(begin)

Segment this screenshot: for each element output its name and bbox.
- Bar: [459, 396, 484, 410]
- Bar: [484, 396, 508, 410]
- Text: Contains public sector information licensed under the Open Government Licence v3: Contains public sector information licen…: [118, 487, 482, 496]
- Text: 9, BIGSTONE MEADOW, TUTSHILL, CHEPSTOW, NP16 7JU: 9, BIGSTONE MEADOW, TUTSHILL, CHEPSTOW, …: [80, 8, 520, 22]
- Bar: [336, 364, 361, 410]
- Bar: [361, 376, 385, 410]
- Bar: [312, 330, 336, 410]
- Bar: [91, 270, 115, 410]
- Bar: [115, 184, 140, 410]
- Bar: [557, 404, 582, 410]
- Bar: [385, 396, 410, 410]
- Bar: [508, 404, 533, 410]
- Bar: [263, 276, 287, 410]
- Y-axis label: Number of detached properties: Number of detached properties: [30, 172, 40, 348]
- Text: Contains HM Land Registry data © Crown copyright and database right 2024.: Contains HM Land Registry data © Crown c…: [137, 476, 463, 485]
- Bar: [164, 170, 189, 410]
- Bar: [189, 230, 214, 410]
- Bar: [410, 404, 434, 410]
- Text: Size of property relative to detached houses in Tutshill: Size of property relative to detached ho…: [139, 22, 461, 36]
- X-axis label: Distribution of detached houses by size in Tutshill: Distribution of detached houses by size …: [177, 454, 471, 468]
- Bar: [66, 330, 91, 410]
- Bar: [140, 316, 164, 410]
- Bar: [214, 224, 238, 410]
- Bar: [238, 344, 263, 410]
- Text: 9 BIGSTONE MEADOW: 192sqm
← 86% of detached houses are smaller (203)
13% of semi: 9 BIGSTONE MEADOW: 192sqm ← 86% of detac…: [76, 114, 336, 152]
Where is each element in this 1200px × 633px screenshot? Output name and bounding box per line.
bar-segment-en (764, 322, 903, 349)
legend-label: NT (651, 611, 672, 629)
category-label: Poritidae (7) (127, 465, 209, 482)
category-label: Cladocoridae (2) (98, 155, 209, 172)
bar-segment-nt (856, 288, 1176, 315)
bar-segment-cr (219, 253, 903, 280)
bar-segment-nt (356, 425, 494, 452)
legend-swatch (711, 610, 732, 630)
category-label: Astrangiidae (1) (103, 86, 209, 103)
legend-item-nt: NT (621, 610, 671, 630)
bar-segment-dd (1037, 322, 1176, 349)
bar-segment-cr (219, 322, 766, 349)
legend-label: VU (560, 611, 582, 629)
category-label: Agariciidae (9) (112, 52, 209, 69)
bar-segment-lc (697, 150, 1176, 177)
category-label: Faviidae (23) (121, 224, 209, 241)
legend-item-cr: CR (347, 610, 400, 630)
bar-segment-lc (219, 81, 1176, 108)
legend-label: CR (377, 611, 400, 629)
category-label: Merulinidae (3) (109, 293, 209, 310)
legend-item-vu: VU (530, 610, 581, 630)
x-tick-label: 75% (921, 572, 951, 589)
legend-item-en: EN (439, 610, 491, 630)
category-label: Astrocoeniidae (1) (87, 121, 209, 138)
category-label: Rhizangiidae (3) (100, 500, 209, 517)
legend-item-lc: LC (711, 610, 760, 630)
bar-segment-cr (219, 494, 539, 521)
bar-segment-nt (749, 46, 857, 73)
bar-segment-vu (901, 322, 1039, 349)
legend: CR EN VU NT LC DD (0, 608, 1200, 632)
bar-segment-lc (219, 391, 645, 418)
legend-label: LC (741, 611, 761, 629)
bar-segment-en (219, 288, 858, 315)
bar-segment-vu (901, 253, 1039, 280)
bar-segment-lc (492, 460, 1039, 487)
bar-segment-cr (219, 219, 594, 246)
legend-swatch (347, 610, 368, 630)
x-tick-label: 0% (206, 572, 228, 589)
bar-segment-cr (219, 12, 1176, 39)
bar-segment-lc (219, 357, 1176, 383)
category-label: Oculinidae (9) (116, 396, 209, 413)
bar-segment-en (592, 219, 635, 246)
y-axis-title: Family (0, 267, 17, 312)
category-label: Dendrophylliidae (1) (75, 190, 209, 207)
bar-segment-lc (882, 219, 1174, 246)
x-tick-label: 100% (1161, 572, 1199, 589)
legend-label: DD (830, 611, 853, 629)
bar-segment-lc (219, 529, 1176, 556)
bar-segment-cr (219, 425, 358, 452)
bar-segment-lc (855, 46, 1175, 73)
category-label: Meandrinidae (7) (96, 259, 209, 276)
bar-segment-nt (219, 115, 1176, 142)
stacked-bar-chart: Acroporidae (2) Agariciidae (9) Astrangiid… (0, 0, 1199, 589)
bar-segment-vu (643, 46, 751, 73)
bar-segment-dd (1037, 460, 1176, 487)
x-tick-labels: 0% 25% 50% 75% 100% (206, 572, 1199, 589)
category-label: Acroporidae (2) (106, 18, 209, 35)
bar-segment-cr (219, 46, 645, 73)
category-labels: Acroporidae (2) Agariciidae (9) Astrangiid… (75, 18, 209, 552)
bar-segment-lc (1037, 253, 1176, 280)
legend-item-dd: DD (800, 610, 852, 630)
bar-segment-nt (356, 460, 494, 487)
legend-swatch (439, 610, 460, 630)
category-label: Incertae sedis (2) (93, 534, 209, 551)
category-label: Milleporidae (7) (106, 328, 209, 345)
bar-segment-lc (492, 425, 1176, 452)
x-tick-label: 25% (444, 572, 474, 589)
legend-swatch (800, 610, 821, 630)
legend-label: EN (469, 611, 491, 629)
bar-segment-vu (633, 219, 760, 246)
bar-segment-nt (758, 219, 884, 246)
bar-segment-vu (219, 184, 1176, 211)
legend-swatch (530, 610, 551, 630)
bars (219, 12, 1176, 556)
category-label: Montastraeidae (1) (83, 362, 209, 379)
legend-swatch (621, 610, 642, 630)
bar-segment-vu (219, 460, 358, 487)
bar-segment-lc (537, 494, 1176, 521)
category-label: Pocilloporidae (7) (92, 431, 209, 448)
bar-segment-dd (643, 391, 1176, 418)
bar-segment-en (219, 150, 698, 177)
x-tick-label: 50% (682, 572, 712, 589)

(end)

Reproduce every line of the records above without changing a single character.

**Written solution:**
Segment this screenshot: for each element output its name and bbox.
- Bar: [459, 396, 484, 410]
- Bar: [484, 396, 508, 410]
- Text: Contains public sector information licensed under the Open Government Licence v3: Contains public sector information licen…: [118, 487, 482, 496]
- Text: 9, BIGSTONE MEADOW, TUTSHILL, CHEPSTOW, NP16 7JU: 9, BIGSTONE MEADOW, TUTSHILL, CHEPSTOW, …: [80, 8, 520, 22]
- Bar: [336, 364, 361, 410]
- Bar: [361, 376, 385, 410]
- Bar: [312, 330, 336, 410]
- Bar: [91, 270, 115, 410]
- Bar: [115, 184, 140, 410]
- Bar: [557, 404, 582, 410]
- Bar: [385, 396, 410, 410]
- Bar: [508, 404, 533, 410]
- Bar: [263, 276, 287, 410]
- Y-axis label: Number of detached properties: Number of detached properties: [30, 172, 40, 348]
- Text: Contains HM Land Registry data © Crown copyright and database right 2024.: Contains HM Land Registry data © Crown c…: [137, 476, 463, 485]
- Bar: [164, 170, 189, 410]
- Bar: [189, 230, 214, 410]
- Bar: [410, 404, 434, 410]
- Text: Size of property relative to detached houses in Tutshill: Size of property relative to detached ho…: [139, 22, 461, 36]
- X-axis label: Distribution of detached houses by size in Tutshill: Distribution of detached houses by size …: [177, 454, 471, 468]
- Bar: [66, 330, 91, 410]
- Bar: [140, 316, 164, 410]
- Bar: [214, 224, 238, 410]
- Bar: [238, 344, 263, 410]
- Text: 9 BIGSTONE MEADOW: 192sqm
← 86% of detached houses are smaller (203)
13% of semi: 9 BIGSTONE MEADOW: 192sqm ← 86% of detac…: [76, 114, 336, 152]
Where is each element in this 1200px × 633px screenshot? Output name and bounding box per line.
bar-segment-en (764, 322, 903, 349)
legend-label: NT (651, 611, 672, 629)
category-label: Poritidae (7) (127, 465, 209, 482)
category-label: Cladocoridae (2) (98, 155, 209, 172)
bar-segment-nt (856, 288, 1176, 315)
bar-segment-cr (219, 253, 903, 280)
bar-segment-nt (356, 425, 494, 452)
legend-swatch (711, 610, 732, 630)
category-label: Astrangiidae (1) (103, 86, 209, 103)
legend-item-nt: NT (621, 610, 671, 630)
bar-segment-dd (1037, 322, 1176, 349)
bar-segment-cr (219, 322, 766, 349)
legend-label: VU (560, 611, 582, 629)
category-label: Agariciidae (9) (112, 52, 209, 69)
bar-segment-lc (697, 150, 1176, 177)
category-label: Faviidae (23) (121, 224, 209, 241)
legend-item-cr: CR (347, 610, 400, 630)
bar-segment-lc (219, 81, 1176, 108)
legend-label: CR (377, 611, 400, 629)
category-label: Merulinidae (3) (109, 293, 209, 310)
legend-item-vu: VU (530, 610, 581, 630)
x-tick-label: 75% (921, 572, 951, 589)
legend-item-en: EN (439, 610, 491, 630)
category-label: Astrocoeniidae (1) (87, 121, 209, 138)
category-label: Rhizangiidae (3) (100, 500, 209, 517)
legend-item-lc: LC (711, 610, 760, 630)
bar-segment-cr (219, 494, 539, 521)
bar-segment-nt (749, 46, 857, 73)
bar-segment-vu (901, 322, 1039, 349)
legend: CR EN VU NT LC DD (0, 608, 1200, 632)
bar-segment-lc (219, 391, 645, 418)
legend-label: LC (741, 611, 761, 629)
bar-segment-en (219, 288, 858, 315)
bar-segment-vu (901, 253, 1039, 280)
bar-segment-lc (492, 460, 1039, 487)
bar-segment-cr (219, 219, 594, 246)
legend-swatch (347, 610, 368, 630)
x-tick-label: 0% (206, 572, 228, 589)
bar-segment-cr (219, 12, 1176, 39)
bar-segment-lc (219, 357, 1176, 383)
category-label: Oculinidae (9) (116, 396, 209, 413)
bar-segment-en (592, 219, 635, 246)
y-axis-title: Family (0, 267, 17, 312)
category-label: Dendrophylliidae (1) (75, 190, 209, 207)
bar-segment-lc (882, 219, 1174, 246)
x-tick-label: 100% (1161, 572, 1199, 589)
legend-label: DD (830, 611, 853, 629)
bar-segment-lc (219, 529, 1176, 556)
bar-segment-cr (219, 425, 358, 452)
bar-segment-lc (855, 46, 1175, 73)
category-label: Meandrinidae (7) (96, 259, 209, 276)
bar-segment-nt (219, 115, 1176, 142)
stacked-bar-chart: Acroporidae (2) Agariciidae (9) Astrangiid… (0, 0, 1199, 589)
bar-segment-vu (643, 46, 751, 73)
bar-segment-dd (1037, 460, 1176, 487)
x-tick-labels: 0% 25% 50% 75% 100% (206, 572, 1199, 589)
category-label: Acroporidae (2) (106, 18, 209, 35)
bar-segment-cr (219, 46, 645, 73)
category-labels: Acroporidae (2) Agariciidae (9) Astrangiid… (75, 18, 209, 552)
bar-segment-lc (1037, 253, 1176, 280)
legend-item-dd: DD (800, 610, 852, 630)
bar-segment-nt (356, 460, 494, 487)
legend-swatch (439, 610, 460, 630)
category-label: Incertae sedis (2) (93, 534, 209, 551)
category-label: Milleporidae (7) (106, 328, 209, 345)
bar-segment-lc (492, 425, 1176, 452)
x-tick-label: 25% (444, 572, 474, 589)
legend-swatch (800, 610, 821, 630)
legend-label: EN (469, 611, 491, 629)
bar-segment-vu (633, 219, 760, 246)
bar-segment-nt (758, 219, 884, 246)
bar-segment-vu (219, 184, 1176, 211)
legend-swatch (530, 610, 551, 630)
bars (219, 12, 1176, 556)
category-label: Montastraeidae (1) (83, 362, 209, 379)
legend-swatch (621, 610, 642, 630)
bar-segment-vu (219, 460, 358, 487)
bar-segment-lc (537, 494, 1176, 521)
category-label: Pocilloporidae (7) (92, 431, 209, 448)
bar-segment-dd (643, 391, 1176, 418)
bar-segment-en (219, 150, 698, 177)
x-tick-label: 50% (682, 572, 712, 589)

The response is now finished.